- [Exercise requirements] All the records that follow need to be reproduced exactly. Omit the images.

— Start of Material —

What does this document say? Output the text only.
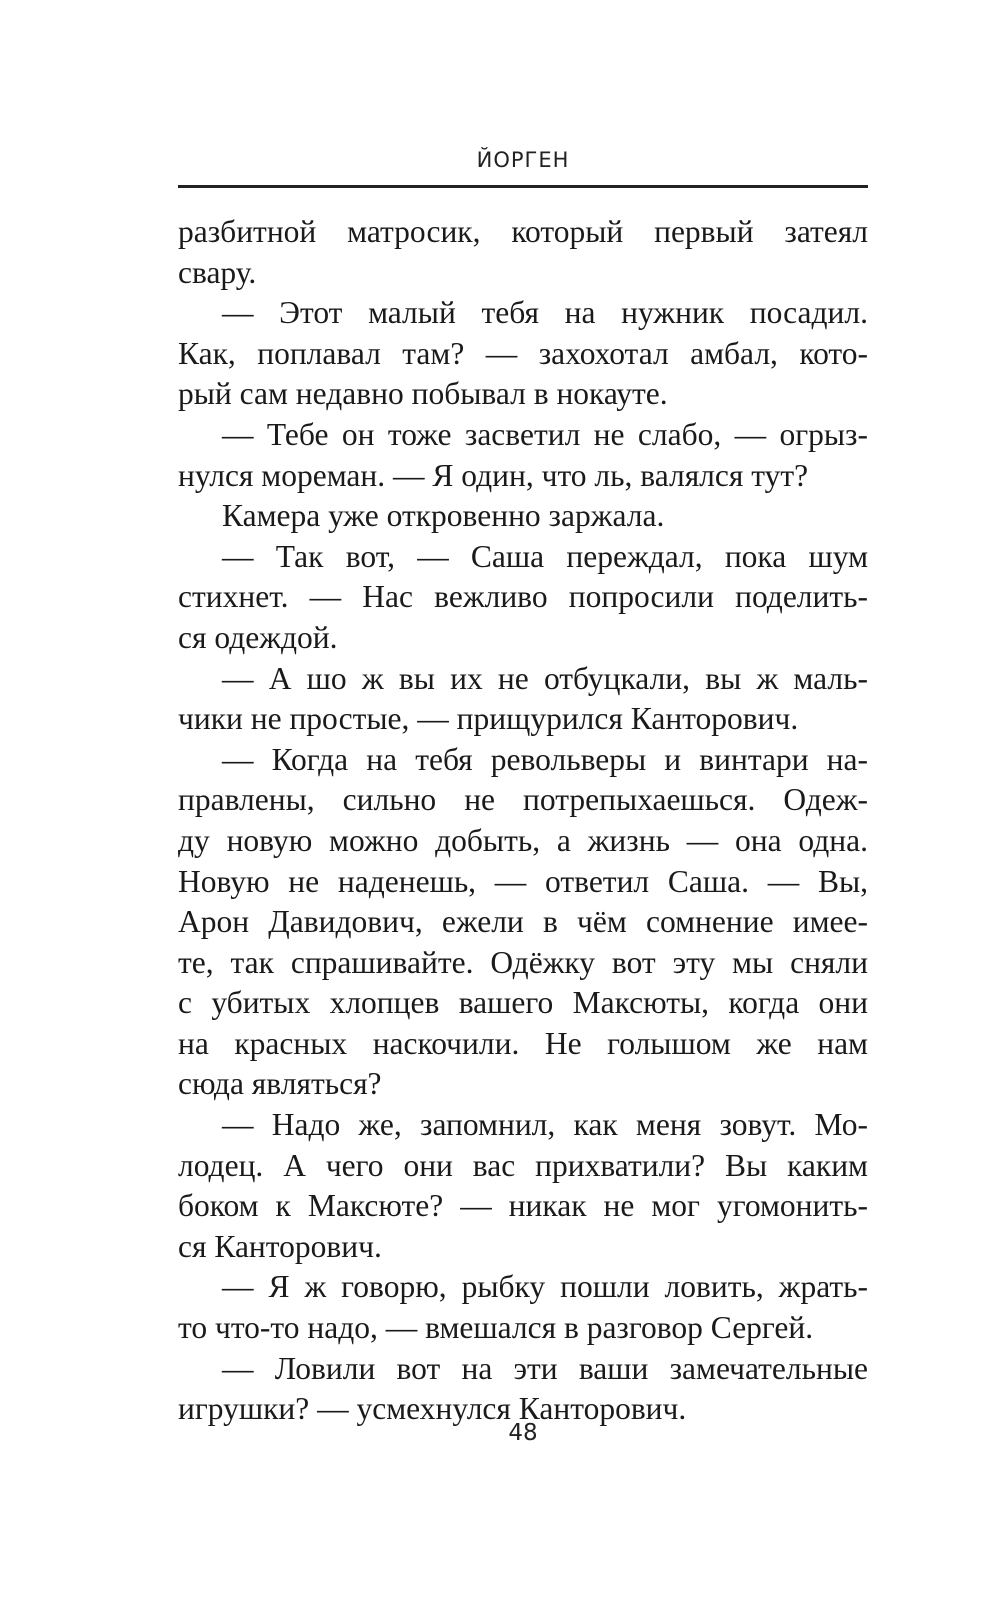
ЙОРГЕН
разбитной матросик, который первый затеял
свару.
— Этот малый тебя на нужник посадил.
Как, поплавал там? — захохотал амбал, кото-
рый сам недавно побывал в нокауте.
— Тебе он тоже засветил не слабо, — огрыз-
нулся мореман. — Я один, что ль, валялся тут?
Камера уже откровенно заржала.
— Так вот, — Саша переждал, пока шум
стихнет. — Нас вежливо попросили поделить-
ся одеждой.
— А шо ж вы их не отбуцкали, вы ж маль-
чики не простые, — прищурился Канторович.
— Когда на тебя револьверы и винтари на-
правлены, сильно не потрепыхаешься. Одеж-
ду новую можно добыть, а жизнь — она одна.
Новую не наденешь, — ответил Саша. — Вы,
Арон Давидович, ежели в чём сомнение имее-
те, так спрашивайте. Одёжку вот эту мы сняли
с убитых хлопцев вашего Максюты, когда они
на красных наскочили. Не голышом же нам
сюда являться?
— Надо же, запомнил, как меня зовут. Мо-
лодец. А чего они вас прихватили? Вы каким
боком к Максюте? — никак не мог угомонить-
ся Канторович.
— Я ж говорю, рыбку пошли ловить, жрать-
то что-то надо, — вмешался в разговор Сергей.
— Ловили вот на эти ваши замечательные
игрушки? — усмехнулся Канторович.
48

— End of Material —

- [Exercise answer]
What does this document say? Output the text only.
ЙОРГЕН
разбитной матросик, который первый затеял
свару.
— Этот малый тебя на нужник посадил.
Как, поплавал там? — захохотал амбал, кото-
рый сам недавно побывал в нокауте.
— Тебе он тоже засветил не слабо, — огрыз-
нулся мореман. — Я один, что ль, валялся тут?
Камера уже откровенно заржала.
— Так вот, — Саша переждал, пока шум
стихнет. — Нас вежливо попросили поделить-
ся одеждой.
— А шо ж вы их не отбуцкали, вы ж маль-
чики не простые, — прищурился Канторович.
— Когда на тебя револьверы и винтари на-
правлены, сильно не потрепыхаешься. Одеж-
ду новую можно добыть, а жизнь — она одна.
Новую не наденешь, — ответил Саша. — Вы,
Арон Давидович, ежели в чём сомнение имее-
те, так спрашивайте. Одёжку вот эту мы сняли
с убитых хлопцев вашего Максюты, когда они
на красных наскочили. Не голышом же нам
сюда являться?
— Надо же, запомнил, как меня зовут. Мо-
лодец. А чего они вас прихватили? Вы каким
боком к Максюте? — никак не мог угомонить-
ся Канторович.
— Я ж говорю, рыбку пошли ловить, жрать-
то что-то надо, — вмешался в разговор Сергей.
— Ловили вот на эти ваши замечательные
игрушки? — усмехнулся Канторович.
48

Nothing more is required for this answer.